Stored data

○ ○ ○ ○ ○ ○ ○

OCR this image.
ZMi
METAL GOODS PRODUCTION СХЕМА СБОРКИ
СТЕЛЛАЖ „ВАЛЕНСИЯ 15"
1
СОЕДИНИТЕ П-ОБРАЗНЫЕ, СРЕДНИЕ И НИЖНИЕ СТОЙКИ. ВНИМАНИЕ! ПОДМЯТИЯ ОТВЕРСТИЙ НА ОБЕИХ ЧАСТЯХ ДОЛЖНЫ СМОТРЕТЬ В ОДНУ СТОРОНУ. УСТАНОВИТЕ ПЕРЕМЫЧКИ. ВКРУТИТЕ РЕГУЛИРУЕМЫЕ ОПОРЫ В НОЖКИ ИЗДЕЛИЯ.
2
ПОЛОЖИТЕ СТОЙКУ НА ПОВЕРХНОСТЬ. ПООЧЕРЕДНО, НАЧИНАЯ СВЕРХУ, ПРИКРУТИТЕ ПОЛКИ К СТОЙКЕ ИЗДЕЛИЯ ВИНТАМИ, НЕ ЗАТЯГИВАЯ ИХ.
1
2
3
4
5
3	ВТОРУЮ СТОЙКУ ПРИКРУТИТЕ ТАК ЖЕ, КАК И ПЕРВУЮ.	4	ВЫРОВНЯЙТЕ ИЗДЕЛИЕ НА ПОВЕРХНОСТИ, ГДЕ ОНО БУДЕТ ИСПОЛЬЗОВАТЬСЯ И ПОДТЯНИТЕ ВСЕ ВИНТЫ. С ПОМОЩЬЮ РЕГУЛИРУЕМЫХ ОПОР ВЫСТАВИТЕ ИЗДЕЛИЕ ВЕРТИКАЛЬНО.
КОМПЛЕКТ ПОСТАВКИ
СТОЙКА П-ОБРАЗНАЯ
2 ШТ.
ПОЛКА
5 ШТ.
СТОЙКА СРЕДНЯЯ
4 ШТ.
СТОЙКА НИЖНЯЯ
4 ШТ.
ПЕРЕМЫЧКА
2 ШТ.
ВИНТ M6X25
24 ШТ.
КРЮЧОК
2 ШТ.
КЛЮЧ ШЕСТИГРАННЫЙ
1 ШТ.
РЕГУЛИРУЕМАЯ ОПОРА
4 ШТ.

○ ○ ○ ○ ○ ○ ○

What is being asked
Show every line that contains the word "ИЗДЕЛИЯ".

Correct response
СОЕДИНИТЕ П-ОБРАЗНЫЕ, СРЕДНИЕ И НИЖНИЕ СТОЙКИ. ВНИМАНИЕ! ПОДМЯТИЯ ОТВЕРСТИЙ НА ОБЕИХ ЧАСТЯХ ДОЛЖНЫ СМОТРЕТЬ В ОДНУ СТОРОНУ. УСТАНОВИТЕ ПЕРЕМЫЧКИ. ВКРУТИТЕ РЕГУЛИРУЕМЫЕ ОПОРЫ В НОЖКИ ИЗДЕЛИЯ.
ПОЛОЖИТЕ СТОЙКУ НА ПОВЕРХНОСТЬ. ПООЧЕРЕДНО, НАЧИНАЯ СВЕРХУ, ПРИКРУТИТЕ ПОЛКИ К СТОЙКЕ ИЗДЕЛИЯ ВИНТАМИ, НЕ ЗАТЯГИВАЯ ИХ.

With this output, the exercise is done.